** start Data for the task **

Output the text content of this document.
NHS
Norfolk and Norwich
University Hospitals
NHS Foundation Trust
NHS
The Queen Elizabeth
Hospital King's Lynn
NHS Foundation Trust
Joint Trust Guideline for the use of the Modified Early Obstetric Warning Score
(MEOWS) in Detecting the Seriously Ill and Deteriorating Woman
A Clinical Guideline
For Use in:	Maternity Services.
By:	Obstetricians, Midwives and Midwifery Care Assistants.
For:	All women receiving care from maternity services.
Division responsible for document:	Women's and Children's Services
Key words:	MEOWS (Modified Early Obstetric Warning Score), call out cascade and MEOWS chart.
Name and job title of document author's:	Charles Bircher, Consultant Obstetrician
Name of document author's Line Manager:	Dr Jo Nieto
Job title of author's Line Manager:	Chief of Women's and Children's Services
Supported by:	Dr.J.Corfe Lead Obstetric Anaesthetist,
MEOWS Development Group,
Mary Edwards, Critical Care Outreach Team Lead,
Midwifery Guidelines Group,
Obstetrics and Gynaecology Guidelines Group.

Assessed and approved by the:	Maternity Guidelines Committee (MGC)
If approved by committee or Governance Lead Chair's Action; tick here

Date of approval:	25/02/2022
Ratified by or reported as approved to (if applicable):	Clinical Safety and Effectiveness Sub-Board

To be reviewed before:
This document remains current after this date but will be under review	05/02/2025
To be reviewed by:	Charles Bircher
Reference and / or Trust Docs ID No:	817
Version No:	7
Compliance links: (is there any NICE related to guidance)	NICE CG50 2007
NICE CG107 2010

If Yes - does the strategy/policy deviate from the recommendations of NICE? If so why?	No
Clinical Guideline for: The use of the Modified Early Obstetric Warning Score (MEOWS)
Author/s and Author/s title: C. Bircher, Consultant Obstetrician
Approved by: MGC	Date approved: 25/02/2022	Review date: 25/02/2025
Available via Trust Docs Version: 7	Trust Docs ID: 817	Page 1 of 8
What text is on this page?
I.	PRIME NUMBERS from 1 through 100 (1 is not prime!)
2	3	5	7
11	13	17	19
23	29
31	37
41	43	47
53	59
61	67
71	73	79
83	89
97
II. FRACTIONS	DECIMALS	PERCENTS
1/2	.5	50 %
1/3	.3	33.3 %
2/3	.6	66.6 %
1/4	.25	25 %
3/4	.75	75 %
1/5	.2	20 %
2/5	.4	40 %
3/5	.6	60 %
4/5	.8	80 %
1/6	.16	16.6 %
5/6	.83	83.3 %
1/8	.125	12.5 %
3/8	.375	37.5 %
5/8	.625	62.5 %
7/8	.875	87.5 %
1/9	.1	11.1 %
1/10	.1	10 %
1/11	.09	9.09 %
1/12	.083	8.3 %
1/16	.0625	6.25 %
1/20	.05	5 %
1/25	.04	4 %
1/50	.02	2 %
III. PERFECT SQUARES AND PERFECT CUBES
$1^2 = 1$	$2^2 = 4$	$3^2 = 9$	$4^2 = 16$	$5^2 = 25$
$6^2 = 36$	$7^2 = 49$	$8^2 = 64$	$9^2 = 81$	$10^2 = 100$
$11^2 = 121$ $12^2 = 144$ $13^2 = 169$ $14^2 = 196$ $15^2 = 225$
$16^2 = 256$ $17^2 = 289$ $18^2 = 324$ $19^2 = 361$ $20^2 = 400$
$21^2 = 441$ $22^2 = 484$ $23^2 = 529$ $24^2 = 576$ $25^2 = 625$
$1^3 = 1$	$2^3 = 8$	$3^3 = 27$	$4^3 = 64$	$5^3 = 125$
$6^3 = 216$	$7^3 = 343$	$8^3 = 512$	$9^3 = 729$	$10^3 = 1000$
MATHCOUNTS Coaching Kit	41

** end Data for the task **

Task to carry out :: Output the listing above without altering a single character.

Exercise result ::
Output the text content of this document.
NHS
Norfolk and Norwich
University Hospitals
NHS Foundation Trust
NHS
The Queen Elizabeth
Hospital King's Lynn
NHS Foundation Trust
Joint Trust Guideline for the use of the Modified Early Obstetric Warning Score
(MEOWS) in Detecting the Seriously Ill and Deteriorating Woman
A Clinical Guideline
For Use in:	Maternity Services.
By:	Obstetricians, Midwives and Midwifery Care Assistants.
For:	All women receiving care from maternity services.
Division responsible for document:	Women's and Children's Services
Key words:	MEOWS (Modified Early Obstetric Warning Score), call out cascade and MEOWS chart.
Name and job title of document author's:	Charles Bircher, Consultant Obstetrician
Name of document author's Line Manager:	Dr Jo Nieto
Job title of author's Line Manager:	Chief of Women's and Children's Services
Supported by:	Dr.J.Corfe Lead Obstetric Anaesthetist,
MEOWS Development Group,
Mary Edwards, Critical Care Outreach Team Lead,
Midwifery Guidelines Group,
Obstetrics and Gynaecology Guidelines Group.

Assessed and approved by the:	Maternity Guidelines Committee (MGC)
If approved by committee or Governance Lead Chair's Action; tick here

Date of approval:	25/02/2022
Ratified by or reported as approved to (if applicable):	Clinical Safety and Effectiveness Sub-Board

To be reviewed before:
This document remains current after this date but will be under review	05/02/2025
To be reviewed by:	Charles Bircher
Reference and / or Trust Docs ID No:	817
Version No:	7
Compliance links: (is there any NICE related to guidance)	NICE CG50 2007
NICE CG107 2010

If Yes - does the strategy/policy deviate from the recommendations of NICE? If so why?	No
Clinical Guideline for: The use of the Modified Early Obstetric Warning Score (MEOWS)
Author/s and Author/s title: C. Bircher, Consultant Obstetrician
Approved by: MGC	Date approved: 25/02/2022	Review date: 25/02/2025
Available via Trust Docs Version: 7	Trust Docs ID: 817	Page 1 of 8
What text is on this page?
I.	PRIME NUMBERS from 1 through 100 (1 is not prime!)
2	3	5	7
11	13	17	19
23	29
31	37
41	43	47
53	59
61	67
71	73	79
83	89
97
II. FRACTIONS	DECIMALS	PERCENTS
1/2	.5	50 %
1/3	.3	33.3 %
2/3	.6	66.6 %
1/4	.25	25 %
3/4	.75	75 %
1/5	.2	20 %
2/5	.4	40 %
3/5	.6	60 %
4/5	.8	80 %
1/6	.16	16.6 %
5/6	.83	83.3 %
1/8	.125	12.5 %
3/8	.375	37.5 %
5/8	.625	62.5 %
7/8	.875	87.5 %
1/9	.1	11.1 %
1/10	.1	10 %
1/11	.09	9.09 %
1/12	.083	8.3 %
1/16	.0625	6.25 %
1/20	.05	5 %
1/25	.04	4 %
1/50	.02	2 %
III. PERFECT SQUARES AND PERFECT CUBES
$1^2 = 1$	$2^2 = 4$	$3^2 = 9$	$4^2 = 16$	$5^2 = 25$
$6^2 = 36$	$7^2 = 49$	$8^2 = 64$	$9^2 = 81$	$10^2 = 100$
$11^2 = 121$ $12^2 = 144$ $13^2 = 169$ $14^2 = 196$ $15^2 = 225$
$16^2 = 256$ $17^2 = 289$ $18^2 = 324$ $19^2 = 361$ $20^2 = 400$
$21^2 = 441$ $22^2 = 484$ $23^2 = 529$ $24^2 = 576$ $25^2 = 625$
$1^3 = 1$	$2^3 = 8$	$3^3 = 27$	$4^3 = 64$	$5^3 = 125$
$6^3 = 216$	$7^3 = 343$	$8^3 = 512$	$9^3 = 729$	$10^3 = 1000$
MATHCOUNTS Coaching Kit	41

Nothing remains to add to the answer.